## begin

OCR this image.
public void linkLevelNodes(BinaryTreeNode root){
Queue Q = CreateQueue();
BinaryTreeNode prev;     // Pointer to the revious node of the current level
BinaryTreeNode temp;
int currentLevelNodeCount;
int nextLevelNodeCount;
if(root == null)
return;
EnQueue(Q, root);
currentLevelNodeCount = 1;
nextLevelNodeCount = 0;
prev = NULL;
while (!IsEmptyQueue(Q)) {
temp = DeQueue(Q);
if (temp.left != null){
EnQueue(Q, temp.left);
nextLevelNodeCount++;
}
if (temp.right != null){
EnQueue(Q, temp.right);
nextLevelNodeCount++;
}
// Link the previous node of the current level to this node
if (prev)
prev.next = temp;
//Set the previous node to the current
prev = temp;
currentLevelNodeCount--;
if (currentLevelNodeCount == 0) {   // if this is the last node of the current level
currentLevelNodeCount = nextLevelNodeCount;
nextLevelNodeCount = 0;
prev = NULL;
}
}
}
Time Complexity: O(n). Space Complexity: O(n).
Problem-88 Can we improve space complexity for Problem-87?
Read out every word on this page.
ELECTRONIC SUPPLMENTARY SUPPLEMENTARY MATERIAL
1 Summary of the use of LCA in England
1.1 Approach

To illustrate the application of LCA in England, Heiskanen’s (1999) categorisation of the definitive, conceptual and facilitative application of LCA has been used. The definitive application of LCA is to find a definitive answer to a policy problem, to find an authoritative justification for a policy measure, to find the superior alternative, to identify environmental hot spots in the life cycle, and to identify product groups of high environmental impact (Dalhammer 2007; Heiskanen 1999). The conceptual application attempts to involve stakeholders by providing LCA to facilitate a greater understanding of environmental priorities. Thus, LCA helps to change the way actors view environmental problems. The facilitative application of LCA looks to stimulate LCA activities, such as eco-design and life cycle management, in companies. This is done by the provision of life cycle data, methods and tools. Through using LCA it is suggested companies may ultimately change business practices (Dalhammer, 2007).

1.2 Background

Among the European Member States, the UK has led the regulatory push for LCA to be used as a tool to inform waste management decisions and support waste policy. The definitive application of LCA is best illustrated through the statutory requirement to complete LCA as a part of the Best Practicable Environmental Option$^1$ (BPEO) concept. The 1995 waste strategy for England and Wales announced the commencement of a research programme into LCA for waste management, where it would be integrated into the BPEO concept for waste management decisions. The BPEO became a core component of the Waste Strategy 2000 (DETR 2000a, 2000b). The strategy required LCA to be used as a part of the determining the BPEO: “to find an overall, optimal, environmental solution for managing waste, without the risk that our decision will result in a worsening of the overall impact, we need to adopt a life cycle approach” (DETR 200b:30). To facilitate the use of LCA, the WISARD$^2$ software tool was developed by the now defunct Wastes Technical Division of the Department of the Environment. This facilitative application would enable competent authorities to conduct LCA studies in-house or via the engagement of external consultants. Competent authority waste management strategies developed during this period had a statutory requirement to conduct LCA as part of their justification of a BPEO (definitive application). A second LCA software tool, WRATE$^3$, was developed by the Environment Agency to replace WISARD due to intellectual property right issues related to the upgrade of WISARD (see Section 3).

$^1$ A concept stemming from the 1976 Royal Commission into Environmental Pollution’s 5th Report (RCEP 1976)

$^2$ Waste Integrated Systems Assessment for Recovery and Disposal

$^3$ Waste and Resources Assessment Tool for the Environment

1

## end

→ Task prompt: Look through the data and show every line containing "BinaryTreeNode".

→ Answer to this problem:
public void linkLevelNodes(BinaryTreeNode root){
BinaryTreeNode prev;     // Pointer to the revious node of the current level
BinaryTreeNode temp;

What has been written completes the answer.